■ **Passage given**:
>> begin

Fires Creek threads its way through the tangled highlands of North Carolina's Tusquitee Mountains.

"Whosoever is delighted
in solitude is either
a wild beast or a god."

—Sir Francis Bacon

A solitary line of bear tracks greets us at the mouth of Rockhouse Creek, looping through the mud that rings a massive trout pool, snaking around a rusted Forest Service gate, and disappearing into a wonderfully tangled mess of rhododendron and laurel.

The metaphor isn't lost on us. Loneliness runs deep here in Fires Creek basin, a 21,000-acre wilderness ringed by a horseshoe-shaped range of mountains carved by the creek and its tributaries in North Carolina's southwestern corner. Our goal for the day is to follow one of these forks upstream to its source, some five miles and 2,000 feet above us, chasing bears and other creatures that might be strolling in the Appalachian woods on a fog-encrusted spring morning.

>> end

■ **Work instructions**:
1/ Transcribe the Fires Creek passage from "Fires Creek threads" up to and including "rhododendron and laurel.".
2/ In the Fires Creek passage, where does the line of bear tracks first greet the writers?
3/ List every measurement of area, distance or height that the Fires Creek passage gives.
Rely only on the Fires Creek passage and nothing else.

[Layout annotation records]
>> begin

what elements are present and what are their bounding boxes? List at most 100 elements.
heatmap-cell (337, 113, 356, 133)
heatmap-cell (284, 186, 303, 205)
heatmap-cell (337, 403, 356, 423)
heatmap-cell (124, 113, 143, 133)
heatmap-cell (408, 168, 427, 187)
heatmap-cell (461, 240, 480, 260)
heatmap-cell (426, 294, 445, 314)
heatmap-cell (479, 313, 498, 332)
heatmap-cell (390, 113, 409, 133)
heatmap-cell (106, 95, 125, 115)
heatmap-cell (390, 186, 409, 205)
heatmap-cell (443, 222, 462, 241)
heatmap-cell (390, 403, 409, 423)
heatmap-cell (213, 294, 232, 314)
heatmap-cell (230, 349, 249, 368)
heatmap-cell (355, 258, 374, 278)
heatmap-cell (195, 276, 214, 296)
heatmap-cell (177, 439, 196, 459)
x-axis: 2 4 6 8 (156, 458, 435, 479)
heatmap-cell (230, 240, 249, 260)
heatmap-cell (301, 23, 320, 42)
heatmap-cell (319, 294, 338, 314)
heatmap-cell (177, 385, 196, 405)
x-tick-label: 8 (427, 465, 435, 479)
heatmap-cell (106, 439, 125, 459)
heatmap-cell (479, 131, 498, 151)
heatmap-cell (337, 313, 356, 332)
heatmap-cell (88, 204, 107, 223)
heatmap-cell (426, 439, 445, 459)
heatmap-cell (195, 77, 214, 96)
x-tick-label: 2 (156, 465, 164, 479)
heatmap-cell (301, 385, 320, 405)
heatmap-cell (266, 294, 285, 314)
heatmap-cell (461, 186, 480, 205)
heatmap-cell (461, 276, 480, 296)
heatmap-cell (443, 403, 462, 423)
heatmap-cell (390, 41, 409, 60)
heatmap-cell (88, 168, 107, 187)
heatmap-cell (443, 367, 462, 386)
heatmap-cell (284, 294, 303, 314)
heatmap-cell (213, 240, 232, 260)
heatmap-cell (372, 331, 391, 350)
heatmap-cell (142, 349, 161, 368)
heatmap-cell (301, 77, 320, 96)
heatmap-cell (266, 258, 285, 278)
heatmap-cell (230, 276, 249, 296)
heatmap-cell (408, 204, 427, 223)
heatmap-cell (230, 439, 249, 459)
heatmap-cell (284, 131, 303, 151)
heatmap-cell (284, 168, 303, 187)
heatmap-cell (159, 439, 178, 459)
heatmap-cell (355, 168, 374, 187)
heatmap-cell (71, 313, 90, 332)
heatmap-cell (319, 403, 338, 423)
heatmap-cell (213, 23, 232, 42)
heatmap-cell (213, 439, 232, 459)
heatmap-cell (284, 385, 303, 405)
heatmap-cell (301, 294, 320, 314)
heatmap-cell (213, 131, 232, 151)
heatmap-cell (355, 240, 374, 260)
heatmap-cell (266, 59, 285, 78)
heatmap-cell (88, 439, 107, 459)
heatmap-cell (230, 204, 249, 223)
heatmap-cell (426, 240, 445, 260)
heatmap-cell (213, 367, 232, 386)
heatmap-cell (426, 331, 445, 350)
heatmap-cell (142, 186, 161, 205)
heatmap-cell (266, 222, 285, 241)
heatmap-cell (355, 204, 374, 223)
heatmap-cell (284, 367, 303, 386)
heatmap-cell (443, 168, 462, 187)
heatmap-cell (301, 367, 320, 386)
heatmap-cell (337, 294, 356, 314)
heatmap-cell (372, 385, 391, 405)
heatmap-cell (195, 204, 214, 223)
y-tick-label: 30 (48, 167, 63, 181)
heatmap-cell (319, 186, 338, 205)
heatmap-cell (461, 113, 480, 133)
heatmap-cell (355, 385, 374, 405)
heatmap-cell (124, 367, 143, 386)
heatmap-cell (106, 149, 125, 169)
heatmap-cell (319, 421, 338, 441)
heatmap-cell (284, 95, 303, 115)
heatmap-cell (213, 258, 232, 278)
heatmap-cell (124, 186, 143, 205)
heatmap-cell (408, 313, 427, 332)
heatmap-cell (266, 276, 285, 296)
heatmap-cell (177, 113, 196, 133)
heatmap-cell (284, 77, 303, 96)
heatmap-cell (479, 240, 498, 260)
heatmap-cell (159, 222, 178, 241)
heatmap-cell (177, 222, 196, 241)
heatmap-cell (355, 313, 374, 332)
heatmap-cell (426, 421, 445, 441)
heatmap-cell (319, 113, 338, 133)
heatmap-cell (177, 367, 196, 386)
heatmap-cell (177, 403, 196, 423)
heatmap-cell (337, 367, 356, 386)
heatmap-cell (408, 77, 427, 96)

>> end

■ **Responses in order**:
1/
Fires Creek threads its way through the tangled highlands of North Carolina's Tusquitee Mountains.

"Whosoever is delighted
in solitude is either
a wild beast or a god."

—Sir Francis Bacon

A solitary line of bear tracks greets us at the mouth of Rockhouse Creek, looping through the mud that rings a massive trout pool, snaking around a rusted Forest Service gate, and disappearing into a wonderfully tangled mess of rhododendron and laurel.

2/ At the mouth of Rockhouse Creek.

3/ 21,000 acres; five miles; 2,000 feet